Data records:
.....
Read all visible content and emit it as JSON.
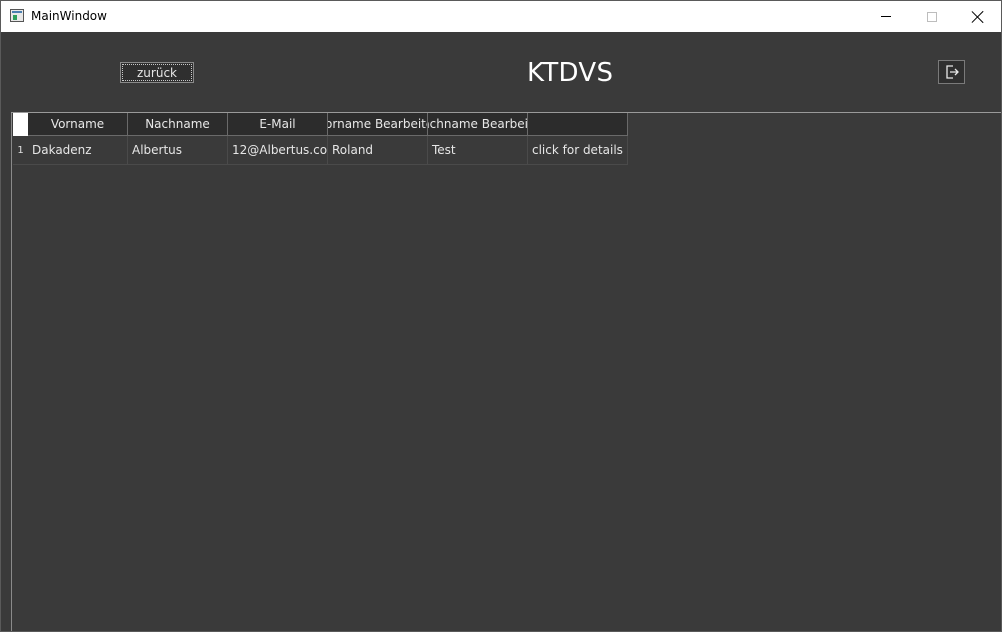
{
  "window": {
    "title": "MainWindow",
    "controls": [
      "minimize",
      "maximize",
      "close"
    ]
  },
  "toolbar": {
    "back_label": "zurück",
    "heading": "KTDVS",
    "logout_icon": "logout-icon"
  },
  "table": {
    "columns": [
      "Vorname",
      "Nachname",
      "E-Mail",
      "'orname Bearbeite",
      "achname Bearbeit",
      ""
    ],
    "rows": [
      {
        "index": "1",
        "cells": [
          "Dakadenz",
          "Albertus",
          "12@Albertus.co...",
          "Roland",
          "Test",
          "click for details"
        ]
      }
    ]
  },
  "colors": {
    "background": "#3a3a3a",
    "header_background": "#2c2c2c",
    "text": "#e6e6e6"
  }
}
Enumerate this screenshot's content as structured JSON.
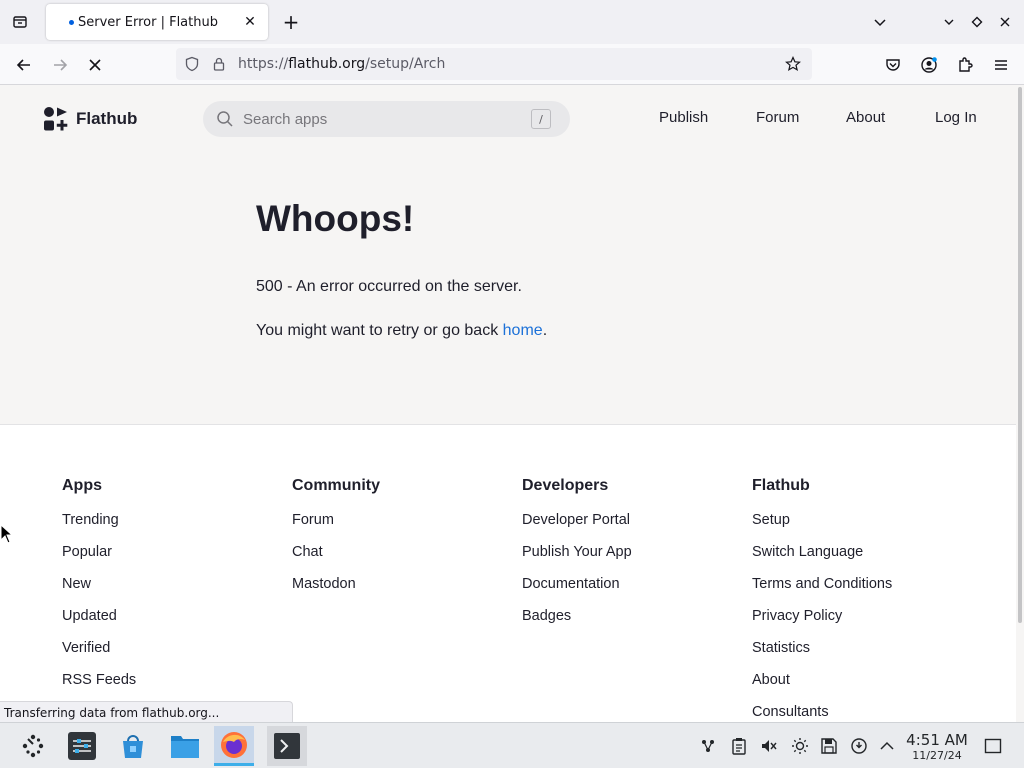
{
  "browser": {
    "tab": {
      "title": "Server Error | Flathub",
      "close_glyph": "✕"
    },
    "new_tab_glyph": "+",
    "url": {
      "prefix": "https://",
      "host": "flathub.org",
      "path": "/setup/Arch"
    },
    "status_text": "Transferring data from flathub.org..."
  },
  "site": {
    "logo_text": "Flathub",
    "search": {
      "placeholder": "Search apps",
      "shortcut": "/"
    },
    "nav": {
      "publish": "Publish",
      "forum": "Forum",
      "about": "About",
      "login": "Log In"
    }
  },
  "error": {
    "title": "Whoops!",
    "message": "500 - An error occurred on the server.",
    "retry_prefix": "You might want to retry or go back ",
    "retry_link": "home",
    "retry_suffix": "."
  },
  "footer": {
    "columns": [
      {
        "heading": "Apps",
        "links": [
          "Trending",
          "Popular",
          "New",
          "Updated",
          "Verified",
          "RSS Feeds"
        ]
      },
      {
        "heading": "Community",
        "links": [
          "Forum",
          "Chat",
          "Mastodon"
        ]
      },
      {
        "heading": "Developers",
        "links": [
          "Developer Portal",
          "Publish Your App",
          "Documentation",
          "Badges"
        ]
      },
      {
        "heading": "Flathub",
        "links": [
          "Setup",
          "Switch Language",
          "Terms and Conditions",
          "Privacy Policy",
          "Statistics",
          "About",
          "Consultants"
        ]
      }
    ]
  },
  "taskbar": {
    "clock_time": "4:51 AM",
    "clock_date": "11/27/24",
    "apps": [
      "app-launcher-icon",
      "system-settings-icon",
      "discover-store-icon",
      "dolphin-files-icon",
      "firefox-icon",
      "konsole-terminal-icon"
    ],
    "tray": [
      "network-icon",
      "clipboard-icon",
      "audio-muted-icon",
      "brightness-icon",
      "save-icon",
      "updates-icon",
      "tray-expand-icon"
    ]
  },
  "colors": {
    "accent": "#1c71d8",
    "page_bg": "#f6f5f4",
    "text": "#1f1f2b"
  }
}
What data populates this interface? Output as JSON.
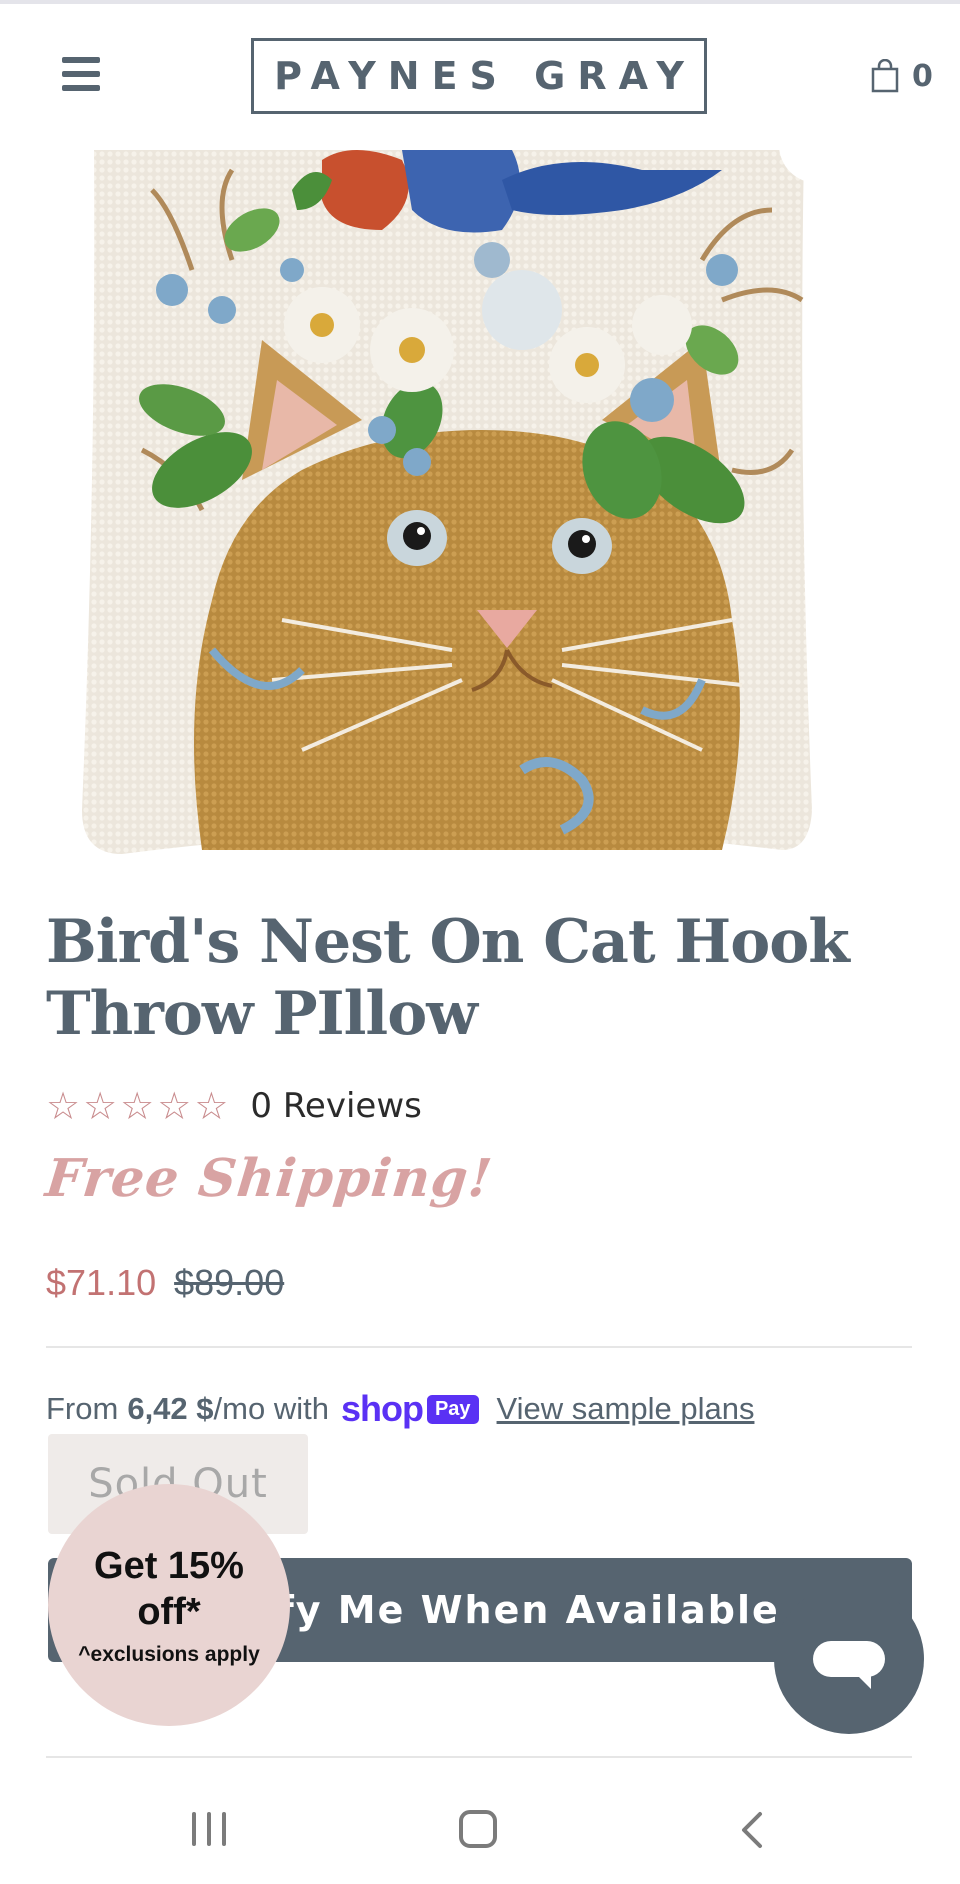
{
  "header": {
    "brand": "PAYNES GRAY",
    "cart_count": "0"
  },
  "product": {
    "title": "Bird's Nest On Cat Hook Throw PIllow",
    "rating_stars": 0,
    "rating_max": 5,
    "reviews_label": "0 Reviews",
    "free_shipping": "Free Shipping!",
    "price_sale": "$71.10",
    "price_original": "$89.00"
  },
  "shop_pay": {
    "prefix": "From",
    "amount": "6,42 $",
    "suffix": "/mo with",
    "shop_word": "shop",
    "pay_word": "Pay",
    "link": "View sample plans"
  },
  "buttons": {
    "sold_out": "Sold Out",
    "notify": "Notify Me When Available"
  },
  "discount_popup": {
    "main": "Get 15% off*",
    "note": "^exclusions apply"
  },
  "colors": {
    "brand": "#566470",
    "sale_price": "#c27272",
    "free_shipping": "#d8a3a3",
    "shop_pay": "#5a31f4",
    "badge_bg": "#e9d4d2"
  },
  "icons": {
    "menu": "hamburger-icon",
    "cart": "shopping-bag-icon",
    "star": "star-outline-icon",
    "chat": "chat-bubble-icon"
  }
}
.....
Print the full listing exactly, dropping the pictures.

Read all visible content and emit it as JSON.
{
  "window": {
    "title": "MainWindow",
    "controls": [
      "minimize",
      "maximize",
      "close"
    ]
  },
  "toolbar": {
    "back_label": "zurück",
    "heading": "KTDVS",
    "logout_icon": "logout-icon"
  },
  "table": {
    "columns": [
      "Vorname",
      "Nachname",
      "E-Mail",
      "'orname Bearbeite",
      "achname Bearbeit",
      ""
    ],
    "rows": [
      {
        "index": "1",
        "cells": [
          "Dakadenz",
          "Albertus",
          "12@Albertus.co...",
          "Roland",
          "Test",
          "click for details"
        ]
      }
    ]
  },
  "colors": {
    "background": "#3a3a3a",
    "header_background": "#2c2c2c",
    "text": "#e6e6e6"
  }
}
Enumerate this screenshot's content as structured JSON.
{
  "browser": {
    "tab": {
      "title": "Server Error | Flathub",
      "close_glyph": "✕"
    },
    "new_tab_glyph": "+",
    "url": {
      "prefix": "https://",
      "host": "flathub.org",
      "path": "/setup/Arch"
    },
    "status_text": "Transferring data from flathub.org..."
  },
  "site": {
    "logo_text": "Flathub",
    "search": {
      "placeholder": "Search apps",
      "shortcut": "/"
    },
    "nav": {
      "publish": "Publish",
      "forum": "Forum",
      "about": "About",
      "login": "Log In"
    }
  },
  "error": {
    "title": "Whoops!",
    "message": "500 - An error occurred on the server.",
    "retry_prefix": "You might want to retry or go back ",
    "retry_link": "home",
    "retry_suffix": "."
  },
  "footer": {
    "columns": [
      {
        "heading": "Apps",
        "links": [
          "Trending",
          "Popular",
          "New",
          "Updated",
          "Verified",
          "RSS Feeds"
        ]
      },
      {
        "heading": "Community",
        "links": [
          "Forum",
          "Chat",
          "Mastodon"
        ]
      },
      {
        "heading": "Developers",
        "links": [
          "Developer Portal",
          "Publish Your App",
          "Documentation",
          "Badges"
        ]
      },
      {
        "heading": "Flathub",
        "links": [
          "Setup",
          "Switch Language",
          "Terms and Conditions",
          "Privacy Policy",
          "Statistics",
          "About",
          "Consultants"
        ]
      }
    ]
  },
  "taskbar": {
    "clock_time": "4:51 AM",
    "clock_date": "11/27/24",
    "apps": [
      "app-launcher-icon",
      "system-settings-icon",
      "discover-store-icon",
      "dolphin-files-icon",
      "firefox-icon",
      "konsole-terminal-icon"
    ],
    "tray": [
      "network-icon",
      "clipboard-icon",
      "audio-muted-icon",
      "brightness-icon",
      "save-icon",
      "updates-icon",
      "tray-expand-icon"
    ]
  },
  "colors": {
    "accent": "#1c71d8",
    "page_bg": "#f6f5f4",
    "text": "#1f1f2b"
  }
}
What data populates this interface? Output as JSON.
{
  "header": {
    "brand": "PAYNES GRAY",
    "cart_count": "0"
  },
  "product": {
    "title": "Bird's Nest On Cat Hook Throw PIllow",
    "rating_stars": 0,
    "rating_max": 5,
    "reviews_label": "0 Reviews",
    "free_shipping": "Free Shipping!",
    "price_sale": "$71.10",
    "price_original": "$89.00"
  },
  "shop_pay": {
    "prefix": "From",
    "amount": "6,42 $",
    "suffix": "/mo with",
    "shop_word": "shop",
    "pay_word": "Pay",
    "link": "View sample plans"
  },
  "buttons": {
    "sold_out": "Sold Out",
    "notify": "Notify Me When Available"
  },
  "discount_popup": {
    "main": "Get 15% off*",
    "note": "^exclusions apply"
  },
  "colors": {
    "brand": "#566470",
    "sale_price": "#c27272",
    "free_shipping": "#d8a3a3",
    "shop_pay": "#5a31f4",
    "badge_bg": "#e9d4d2"
  },
  "icons": {
    "menu": "hamburger-icon",
    "cart": "shopping-bag-icon",
    "star": "star-outline-icon",
    "chat": "chat-bubble-icon"
  }
}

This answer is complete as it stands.